Raw records:
* Start *

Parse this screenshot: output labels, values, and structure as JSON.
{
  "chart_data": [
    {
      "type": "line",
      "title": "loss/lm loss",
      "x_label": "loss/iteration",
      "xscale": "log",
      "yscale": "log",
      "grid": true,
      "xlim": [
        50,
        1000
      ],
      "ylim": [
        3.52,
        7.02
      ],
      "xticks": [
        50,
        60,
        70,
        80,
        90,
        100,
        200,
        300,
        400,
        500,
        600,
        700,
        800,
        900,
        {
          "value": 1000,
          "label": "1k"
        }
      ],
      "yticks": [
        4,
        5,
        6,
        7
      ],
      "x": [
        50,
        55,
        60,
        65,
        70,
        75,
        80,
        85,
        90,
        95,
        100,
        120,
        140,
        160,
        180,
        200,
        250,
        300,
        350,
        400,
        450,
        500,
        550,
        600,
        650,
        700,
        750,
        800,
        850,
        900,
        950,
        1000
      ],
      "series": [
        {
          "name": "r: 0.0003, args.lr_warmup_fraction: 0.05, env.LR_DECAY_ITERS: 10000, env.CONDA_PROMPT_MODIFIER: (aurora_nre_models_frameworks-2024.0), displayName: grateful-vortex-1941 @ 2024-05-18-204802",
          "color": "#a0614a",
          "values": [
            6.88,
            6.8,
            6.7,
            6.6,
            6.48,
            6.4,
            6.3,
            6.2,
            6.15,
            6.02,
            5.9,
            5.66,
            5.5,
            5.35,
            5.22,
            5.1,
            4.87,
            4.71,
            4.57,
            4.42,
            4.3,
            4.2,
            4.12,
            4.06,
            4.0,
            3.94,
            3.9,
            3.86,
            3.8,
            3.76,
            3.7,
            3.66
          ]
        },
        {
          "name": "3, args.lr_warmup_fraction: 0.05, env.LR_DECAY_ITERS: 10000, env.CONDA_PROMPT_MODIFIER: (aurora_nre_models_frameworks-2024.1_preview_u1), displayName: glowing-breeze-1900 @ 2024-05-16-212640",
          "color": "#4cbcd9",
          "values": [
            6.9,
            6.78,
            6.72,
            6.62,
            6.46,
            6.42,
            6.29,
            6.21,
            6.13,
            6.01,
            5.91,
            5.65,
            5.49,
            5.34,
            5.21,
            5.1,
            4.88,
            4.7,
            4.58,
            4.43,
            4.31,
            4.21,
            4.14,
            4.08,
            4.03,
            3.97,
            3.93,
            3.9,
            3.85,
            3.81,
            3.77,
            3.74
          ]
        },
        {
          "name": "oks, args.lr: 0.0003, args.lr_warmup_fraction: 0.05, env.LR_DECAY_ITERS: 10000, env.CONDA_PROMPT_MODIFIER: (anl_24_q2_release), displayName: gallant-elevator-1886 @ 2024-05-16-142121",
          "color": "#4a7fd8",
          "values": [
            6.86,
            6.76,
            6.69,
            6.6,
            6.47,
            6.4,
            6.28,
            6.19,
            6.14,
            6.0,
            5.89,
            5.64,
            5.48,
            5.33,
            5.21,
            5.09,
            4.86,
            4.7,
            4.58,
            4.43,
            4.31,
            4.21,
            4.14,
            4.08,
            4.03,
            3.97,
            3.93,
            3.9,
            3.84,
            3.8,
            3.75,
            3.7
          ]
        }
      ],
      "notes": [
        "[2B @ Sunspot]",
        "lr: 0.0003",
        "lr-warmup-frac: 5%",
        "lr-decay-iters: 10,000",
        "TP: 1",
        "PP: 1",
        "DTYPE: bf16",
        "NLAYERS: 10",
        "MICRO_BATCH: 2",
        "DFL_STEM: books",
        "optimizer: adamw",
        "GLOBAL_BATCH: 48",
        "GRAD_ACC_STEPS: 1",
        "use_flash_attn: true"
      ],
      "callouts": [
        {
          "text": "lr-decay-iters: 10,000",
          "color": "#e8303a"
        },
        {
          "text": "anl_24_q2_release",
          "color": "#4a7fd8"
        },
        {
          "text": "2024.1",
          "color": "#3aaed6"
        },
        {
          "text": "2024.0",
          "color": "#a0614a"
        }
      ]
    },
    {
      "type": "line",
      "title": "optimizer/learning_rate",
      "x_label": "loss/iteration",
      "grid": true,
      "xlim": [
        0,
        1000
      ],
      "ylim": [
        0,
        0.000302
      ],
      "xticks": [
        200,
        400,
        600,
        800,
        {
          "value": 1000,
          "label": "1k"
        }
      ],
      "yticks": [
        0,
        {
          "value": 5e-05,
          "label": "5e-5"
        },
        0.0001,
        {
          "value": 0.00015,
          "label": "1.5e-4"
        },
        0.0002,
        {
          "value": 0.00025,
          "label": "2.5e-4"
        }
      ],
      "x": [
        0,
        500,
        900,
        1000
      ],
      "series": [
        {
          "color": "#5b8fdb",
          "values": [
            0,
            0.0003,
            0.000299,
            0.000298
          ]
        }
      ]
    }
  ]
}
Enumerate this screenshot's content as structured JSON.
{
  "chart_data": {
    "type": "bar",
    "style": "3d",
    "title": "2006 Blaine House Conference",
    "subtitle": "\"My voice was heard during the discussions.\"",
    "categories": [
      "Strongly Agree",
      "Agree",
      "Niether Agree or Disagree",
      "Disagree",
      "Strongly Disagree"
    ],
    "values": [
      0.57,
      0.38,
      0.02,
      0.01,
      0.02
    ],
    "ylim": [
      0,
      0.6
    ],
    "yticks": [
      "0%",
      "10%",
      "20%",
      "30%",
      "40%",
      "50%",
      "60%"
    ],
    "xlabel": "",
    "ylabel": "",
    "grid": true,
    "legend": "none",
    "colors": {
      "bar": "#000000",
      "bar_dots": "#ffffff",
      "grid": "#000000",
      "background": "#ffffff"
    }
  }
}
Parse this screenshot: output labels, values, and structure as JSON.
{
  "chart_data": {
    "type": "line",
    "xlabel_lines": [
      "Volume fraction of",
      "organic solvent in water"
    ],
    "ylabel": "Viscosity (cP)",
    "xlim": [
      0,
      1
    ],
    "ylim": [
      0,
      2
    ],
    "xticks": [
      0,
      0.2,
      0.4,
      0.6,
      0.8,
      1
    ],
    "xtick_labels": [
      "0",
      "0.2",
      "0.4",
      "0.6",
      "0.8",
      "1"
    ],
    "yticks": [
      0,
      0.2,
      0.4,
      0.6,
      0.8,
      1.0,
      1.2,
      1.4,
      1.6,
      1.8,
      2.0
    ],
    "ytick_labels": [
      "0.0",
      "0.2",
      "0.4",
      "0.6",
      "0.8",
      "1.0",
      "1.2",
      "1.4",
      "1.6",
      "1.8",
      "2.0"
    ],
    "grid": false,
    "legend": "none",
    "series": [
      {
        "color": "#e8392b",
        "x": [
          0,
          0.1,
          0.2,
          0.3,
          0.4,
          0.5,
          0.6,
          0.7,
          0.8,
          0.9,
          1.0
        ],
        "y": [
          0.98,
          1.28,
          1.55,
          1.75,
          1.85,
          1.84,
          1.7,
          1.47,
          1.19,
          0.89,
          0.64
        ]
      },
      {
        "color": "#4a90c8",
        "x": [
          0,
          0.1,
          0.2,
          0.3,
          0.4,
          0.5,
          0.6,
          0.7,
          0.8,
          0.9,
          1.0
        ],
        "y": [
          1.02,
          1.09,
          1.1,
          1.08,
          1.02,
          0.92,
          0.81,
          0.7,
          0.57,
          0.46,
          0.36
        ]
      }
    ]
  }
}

* End *

§ **GIVEN REQUEST**
Write out every entry above, word for word.

§ **OUTPUT OF THE EXERCISE**
Parse this screenshot: output labels, values, and structure as JSON.
{
  "chart_data": [
    {
      "type": "line",
      "title": "loss/lm loss",
      "x_label": "loss/iteration",
      "xscale": "log",
      "yscale": "log",
      "grid": true,
      "xlim": [
        50,
        1000
      ],
      "ylim": [
        3.52,
        7.02
      ],
      "xticks": [
        50,
        60,
        70,
        80,
        90,
        100,
        200,
        300,
        400,
        500,
        600,
        700,
        800,
        900,
        {
          "value": 1000,
          "label": "1k"
        }
      ],
      "yticks": [
        4,
        5,
        6,
        7
      ],
      "x": [
        50,
        55,
        60,
        65,
        70,
        75,
        80,
        85,
        90,
        95,
        100,
        120,
        140,
        160,
        180,
        200,
        250,
        300,
        350,
        400,
        450,
        500,
        550,
        600,
        650,
        700,
        750,
        800,
        850,
        900,
        950,
        1000
      ],
      "series": [
        {
          "name": "r: 0.0003, args.lr_warmup_fraction: 0.05, env.LR_DECAY_ITERS: 10000, env.CONDA_PROMPT_MODIFIER: (aurora_nre_models_frameworks-2024.0), displayName: grateful-vortex-1941 @ 2024-05-18-204802",
          "color": "#a0614a",
          "values": [
            6.88,
            6.8,
            6.7,
            6.6,
            6.48,
            6.4,
            6.3,
            6.2,
            6.15,
            6.02,
            5.9,
            5.66,
            5.5,
            5.35,
            5.22,
            5.1,
            4.87,
            4.71,
            4.57,
            4.42,
            4.3,
            4.2,
            4.12,
            4.06,
            4.0,
            3.94,
            3.9,
            3.86,
            3.8,
            3.76,
            3.7,
            3.66
          ]
        },
        {
          "name": "3, args.lr_warmup_fraction: 0.05, env.LR_DECAY_ITERS: 10000, env.CONDA_PROMPT_MODIFIER: (aurora_nre_models_frameworks-2024.1_preview_u1), displayName: glowing-breeze-1900 @ 2024-05-16-212640",
          "color": "#4cbcd9",
          "values": [
            6.9,
            6.78,
            6.72,
            6.62,
            6.46,
            6.42,
            6.29,
            6.21,
            6.13,
            6.01,
            5.91,
            5.65,
            5.49,
            5.34,
            5.21,
            5.1,
            4.88,
            4.7,
            4.58,
            4.43,
            4.31,
            4.21,
            4.14,
            4.08,
            4.03,
            3.97,
            3.93,
            3.9,
            3.85,
            3.81,
            3.77,
            3.74
          ]
        },
        {
          "name": "oks, args.lr: 0.0003, args.lr_warmup_fraction: 0.05, env.LR_DECAY_ITERS: 10000, env.CONDA_PROMPT_MODIFIER: (anl_24_q2_release), displayName: gallant-elevator-1886 @ 2024-05-16-142121",
          "color": "#4a7fd8",
          "values": [
            6.86,
            6.76,
            6.69,
            6.6,
            6.47,
            6.4,
            6.28,
            6.19,
            6.14,
            6.0,
            5.89,
            5.64,
            5.48,
            5.33,
            5.21,
            5.09,
            4.86,
            4.7,
            4.58,
            4.43,
            4.31,
            4.21,
            4.14,
            4.08,
            4.03,
            3.97,
            3.93,
            3.9,
            3.84,
            3.8,
            3.75,
            3.7
          ]
        }
      ],
      "notes": [
        "[2B @ Sunspot]",
        "lr: 0.0003",
        "lr-warmup-frac: 5%",
        "lr-decay-iters: 10,000",
        "TP: 1",
        "PP: 1",
        "DTYPE: bf16",
        "NLAYERS: 10",
        "MICRO_BATCH: 2",
        "DFL_STEM: books",
        "optimizer: adamw",
        "GLOBAL_BATCH: 48",
        "GRAD_ACC_STEPS: 1",
        "use_flash_attn: true"
      ],
      "callouts": [
        {
          "text": "lr-decay-iters: 10,000",
          "color": "#e8303a"
        },
        {
          "text": "anl_24_q2_release",
          "color": "#4a7fd8"
        },
        {
          "text": "2024.1",
          "color": "#3aaed6"
        },
        {
          "text": "2024.0",
          "color": "#a0614a"
        }
      ]
    },
    {
      "type": "line",
      "title": "optimizer/learning_rate",
      "x_label": "loss/iteration",
      "grid": true,
      "xlim": [
        0,
        1000
      ],
      "ylim": [
        0,
        0.000302
      ],
      "xticks": [
        200,
        400,
        600,
        800,
        {
          "value": 1000,
          "label": "1k"
        }
      ],
      "yticks": [
        0,
        {
          "value": 5e-05,
          "label": "5e-5"
        },
        0.0001,
        {
          "value": 0.00015,
          "label": "1.5e-4"
        },
        0.0002,
        {
          "value": 0.00025,
          "label": "2.5e-4"
        }
      ],
      "x": [
        0,
        500,
        900,
        1000
      ],
      "series": [
        {
          "color": "#5b8fdb",
          "values": [
            0,
            0.0003,
            0.000299,
            0.000298
          ]
        }
      ]
    }
  ]
}
Enumerate this screenshot's content as structured JSON.
{
  "chart_data": {
    "type": "bar",
    "style": "3d",
    "title": "2006 Blaine House Conference",
    "subtitle": "\"My voice was heard during the discussions.\"",
    "categories": [
      "Strongly Agree",
      "Agree",
      "Niether Agree or Disagree",
      "Disagree",
      "Strongly Disagree"
    ],
    "values": [
      0.57,
      0.38,
      0.02,
      0.01,
      0.02
    ],
    "ylim": [
      0,
      0.6
    ],
    "yticks": [
      "0%",
      "10%",
      "20%",
      "30%",
      "40%",
      "50%",
      "60%"
    ],
    "xlabel": "",
    "ylabel": "",
    "grid": true,
    "legend": "none",
    "colors": {
      "bar": "#000000",
      "bar_dots": "#ffffff",
      "grid": "#000000",
      "background": "#ffffff"
    }
  }
}
Parse this screenshot: output labels, values, and structure as JSON.
{
  "chart_data": {
    "type": "line",
    "xlabel_lines": [
      "Volume fraction of",
      "organic solvent in water"
    ],
    "ylabel": "Viscosity (cP)",
    "xlim": [
      0,
      1
    ],
    "ylim": [
      0,
      2
    ],
    "xticks": [
      0,
      0.2,
      0.4,
      0.6,
      0.8,
      1
    ],
    "xtick_labels": [
      "0",
      "0.2",
      "0.4",
      "0.6",
      "0.8",
      "1"
    ],
    "yticks": [
      0,
      0.2,
      0.4,
      0.6,
      0.8,
      1.0,
      1.2,
      1.4,
      1.6,
      1.8,
      2.0
    ],
    "ytick_labels": [
      "0.0",
      "0.2",
      "0.4",
      "0.6",
      "0.8",
      "1.0",
      "1.2",
      "1.4",
      "1.6",
      "1.8",
      "2.0"
    ],
    "grid": false,
    "legend": "none",
    "series": [
      {
        "color": "#e8392b",
        "x": [
          0,
          0.1,
          0.2,
          0.3,
          0.4,
          0.5,
          0.6,
          0.7,
          0.8,
          0.9,
          1.0
        ],
        "y": [
          0.98,
          1.28,
          1.55,
          1.75,
          1.85,
          1.84,
          1.7,
          1.47,
          1.19,
          0.89,
          0.64
        ]
      },
      {
        "color": "#4a90c8",
        "x": [
          0,
          0.1,
          0.2,
          0.3,
          0.4,
          0.5,
          0.6,
          0.7,
          0.8,
          0.9,
          1.0
        ],
        "y": [
          1.02,
          1.09,
          1.1,
          1.08,
          1.02,
          0.92,
          0.81,
          0.7,
          0.57,
          0.46,
          0.36
        ]
      }
    ]
  }
}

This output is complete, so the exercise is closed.